§ RECORDS FOR THE TASK:
######

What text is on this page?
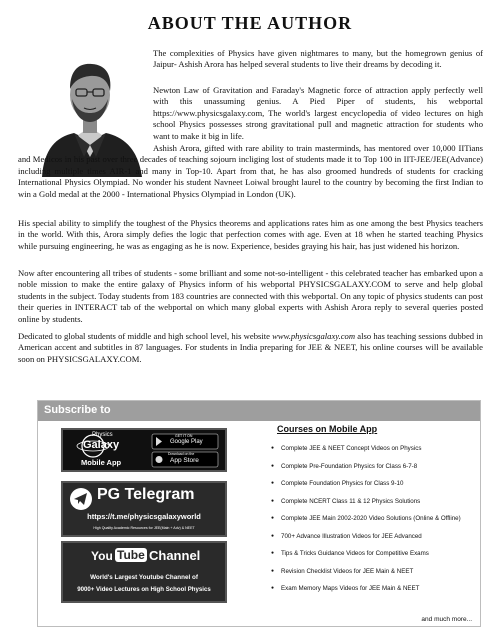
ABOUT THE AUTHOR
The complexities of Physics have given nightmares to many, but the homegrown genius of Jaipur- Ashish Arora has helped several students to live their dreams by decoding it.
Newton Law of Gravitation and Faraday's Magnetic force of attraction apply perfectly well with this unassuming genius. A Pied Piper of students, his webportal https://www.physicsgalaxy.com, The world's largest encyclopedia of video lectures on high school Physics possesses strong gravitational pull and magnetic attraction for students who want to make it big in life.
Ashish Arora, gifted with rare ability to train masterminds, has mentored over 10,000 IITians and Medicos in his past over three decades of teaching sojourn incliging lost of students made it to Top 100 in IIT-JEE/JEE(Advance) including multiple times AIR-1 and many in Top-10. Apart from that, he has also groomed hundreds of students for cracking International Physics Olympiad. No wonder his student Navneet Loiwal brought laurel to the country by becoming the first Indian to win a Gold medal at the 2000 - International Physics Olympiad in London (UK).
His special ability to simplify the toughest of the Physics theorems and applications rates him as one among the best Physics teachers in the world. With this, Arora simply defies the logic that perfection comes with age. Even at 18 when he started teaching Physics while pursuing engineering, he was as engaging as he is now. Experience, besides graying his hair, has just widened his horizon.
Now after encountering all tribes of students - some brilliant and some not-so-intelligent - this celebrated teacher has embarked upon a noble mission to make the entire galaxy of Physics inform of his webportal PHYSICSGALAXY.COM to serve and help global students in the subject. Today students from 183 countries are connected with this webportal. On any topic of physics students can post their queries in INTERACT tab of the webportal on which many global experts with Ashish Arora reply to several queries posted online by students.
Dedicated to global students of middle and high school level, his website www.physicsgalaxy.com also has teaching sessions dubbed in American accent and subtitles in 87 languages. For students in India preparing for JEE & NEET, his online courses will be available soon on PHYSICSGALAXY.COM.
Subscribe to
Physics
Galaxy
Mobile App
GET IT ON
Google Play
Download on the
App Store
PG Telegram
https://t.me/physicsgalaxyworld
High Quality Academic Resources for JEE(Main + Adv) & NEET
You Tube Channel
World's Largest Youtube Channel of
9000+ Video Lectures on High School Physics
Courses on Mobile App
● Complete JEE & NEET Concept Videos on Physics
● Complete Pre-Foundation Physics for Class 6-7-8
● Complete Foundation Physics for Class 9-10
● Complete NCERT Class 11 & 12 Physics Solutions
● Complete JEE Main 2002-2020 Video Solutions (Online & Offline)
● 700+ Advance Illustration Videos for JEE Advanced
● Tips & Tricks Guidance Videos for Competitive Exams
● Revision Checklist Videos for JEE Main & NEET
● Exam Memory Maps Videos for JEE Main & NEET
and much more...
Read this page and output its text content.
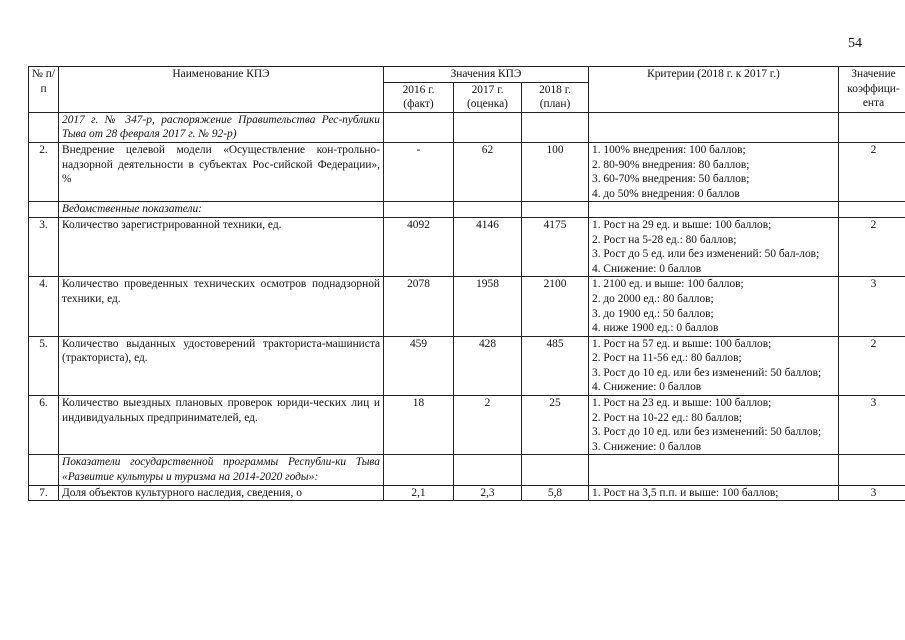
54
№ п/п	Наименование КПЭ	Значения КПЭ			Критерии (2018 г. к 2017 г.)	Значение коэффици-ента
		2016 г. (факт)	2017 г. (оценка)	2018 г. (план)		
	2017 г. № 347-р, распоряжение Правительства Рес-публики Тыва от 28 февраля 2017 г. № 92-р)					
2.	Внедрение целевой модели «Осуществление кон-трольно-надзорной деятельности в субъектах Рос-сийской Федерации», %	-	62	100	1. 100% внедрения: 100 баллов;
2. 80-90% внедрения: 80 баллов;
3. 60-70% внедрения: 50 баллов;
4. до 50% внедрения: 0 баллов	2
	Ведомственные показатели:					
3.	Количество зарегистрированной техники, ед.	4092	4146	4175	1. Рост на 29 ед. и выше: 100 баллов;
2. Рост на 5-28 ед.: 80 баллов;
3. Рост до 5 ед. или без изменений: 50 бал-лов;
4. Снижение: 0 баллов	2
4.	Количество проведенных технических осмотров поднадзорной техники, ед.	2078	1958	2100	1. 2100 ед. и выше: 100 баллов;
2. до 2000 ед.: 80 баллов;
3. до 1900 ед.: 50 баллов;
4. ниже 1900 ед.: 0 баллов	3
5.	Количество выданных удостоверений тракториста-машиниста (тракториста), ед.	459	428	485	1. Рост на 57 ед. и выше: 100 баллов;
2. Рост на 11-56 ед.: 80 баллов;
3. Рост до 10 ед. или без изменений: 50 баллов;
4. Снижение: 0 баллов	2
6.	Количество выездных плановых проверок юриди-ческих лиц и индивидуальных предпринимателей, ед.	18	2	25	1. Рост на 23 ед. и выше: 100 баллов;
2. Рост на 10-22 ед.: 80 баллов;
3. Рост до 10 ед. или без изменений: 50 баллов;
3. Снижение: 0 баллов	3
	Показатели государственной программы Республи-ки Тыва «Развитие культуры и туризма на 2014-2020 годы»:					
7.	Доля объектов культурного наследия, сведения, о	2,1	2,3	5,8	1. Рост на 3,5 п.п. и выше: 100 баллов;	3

######

Without the pictures, return all the records precisely as they stand.

§ SOLUTION BELOW:
What text is on this page?
ABOUT THE AUTHOR
The complexities of Physics have given nightmares to many, but the homegrown genius of Jaipur- Ashish Arora has helped several students to live their dreams by decoding it.
Newton Law of Gravitation and Faraday's Magnetic force of attraction apply perfectly well with this unassuming genius. A Pied Piper of students, his webportal https://www.physicsgalaxy.com, The world's largest encyclopedia of video lectures on high school Physics possesses strong gravitational pull and magnetic attraction for students who want to make it big in life.
Ashish Arora, gifted with rare ability to train masterminds, has mentored over 10,000 IITians and Medicos in his past over three decades of teaching sojourn incliging lost of students made it to Top 100 in IIT-JEE/JEE(Advance) including multiple times AIR-1 and many in Top-10. Apart from that, he has also groomed hundreds of students for cracking International Physics Olympiad. No wonder his student Navneet Loiwal brought laurel to the country by becoming the first Indian to win a Gold medal at the 2000 - International Physics Olympiad in London (UK).
His special ability to simplify the toughest of the Physics theorems and applications rates him as one among the best Physics teachers in the world. With this, Arora simply defies the logic that perfection comes with age. Even at 18 when he started teaching Physics while pursuing engineering, he was as engaging as he is now. Experience, besides graying his hair, has just widened his horizon.
Now after encountering all tribes of students - some brilliant and some not-so-intelligent - this celebrated teacher has embarked upon a noble mission to make the entire galaxy of Physics inform of his webportal PHYSICSGALAXY.COM to serve and help global students in the subject. Today students from 183 countries are connected with this webportal. On any topic of physics students can post their queries in INTERACT tab of the webportal on which many global experts with Ashish Arora reply to several queries posted online by students.
Dedicated to global students of middle and high school level, his website www.physicsgalaxy.com also has teaching sessions dubbed in American accent and subtitles in 87 languages. For students in India preparing for JEE & NEET, his online courses will be available soon on PHYSICSGALAXY.COM.
Subscribe to
Physics
Galaxy
Mobile App
GET IT ON
Google Play
Download on the
App Store
PG Telegram
https://t.me/physicsgalaxyworld
High Quality Academic Resources for JEE(Main + Adv) & NEET
You Tube Channel
World's Largest Youtube Channel of
9000+ Video Lectures on High School Physics
Courses on Mobile App
● Complete JEE & NEET Concept Videos on Physics
● Complete Pre-Foundation Physics for Class 6-7-8
● Complete Foundation Physics for Class 9-10
● Complete NCERT Class 11 & 12 Physics Solutions
● Complete JEE Main 2002-2020 Video Solutions (Online & Offline)
● 700+ Advance Illustration Videos for JEE Advanced
● Tips & Tricks Guidance Videos for Competitive Exams
● Revision Checklist Videos for JEE Main & NEET
● Exam Memory Maps Videos for JEE Main & NEET
and much more...
Read this page and output its text content.
54
№ п/п	Наименование КПЭ	Значения КПЭ			Критерии (2018 г. к 2017 г.)	Значение коэффици-ента
		2016 г. (факт)	2017 г. (оценка)	2018 г. (план)		
	2017 г. № 347-р, распоряжение Правительства Рес-публики Тыва от 28 февраля 2017 г. № 92-р)					
2.	Внедрение целевой модели «Осуществление кон-трольно-надзорной деятельности в субъектах Рос-сийской Федерации», %	-	62	100	1. 100% внедрения: 100 баллов;
2. 80-90% внедрения: 80 баллов;
3. 60-70% внедрения: 50 баллов;
4. до 50% внедрения: 0 баллов	2
	Ведомственные показатели:					
3.	Количество зарегистрированной техники, ед.	4092	4146	4175	1. Рост на 29 ед. и выше: 100 баллов;
2. Рост на 5-28 ед.: 80 баллов;
3. Рост до 5 ед. или без изменений: 50 бал-лов;
4. Снижение: 0 баллов	2
4.	Количество проведенных технических осмотров поднадзорной техники, ед.	2078	1958	2100	1. 2100 ед. и выше: 100 баллов;
2. до 2000 ед.: 80 баллов;
3. до 1900 ед.: 50 баллов;
4. ниже 1900 ед.: 0 баллов	3
5.	Количество выданных удостоверений тракториста-машиниста (тракториста), ед.	459	428	485	1. Рост на 57 ед. и выше: 100 баллов;
2. Рост на 11-56 ед.: 80 баллов;
3. Рост до 10 ед. или без изменений: 50 баллов;
4. Снижение: 0 баллов	2
6.	Количество выездных плановых проверок юриди-ческих лиц и индивидуальных предпринимателей, ед.	18	2	25	1. Рост на 23 ед. и выше: 100 баллов;
2. Рост на 10-22 ед.: 80 баллов;
3. Рост до 10 ед. или без изменений: 50 баллов;
3. Снижение: 0 баллов	3
	Показатели государственной программы Республи-ки Тыва «Развитие культуры и туризма на 2014-2020 годы»:					
7.	Доля объектов культурного наследия, сведения, о	2,1	2,3	5,8	1. Рост на 3,5 п.п. и выше: 100 баллов;	3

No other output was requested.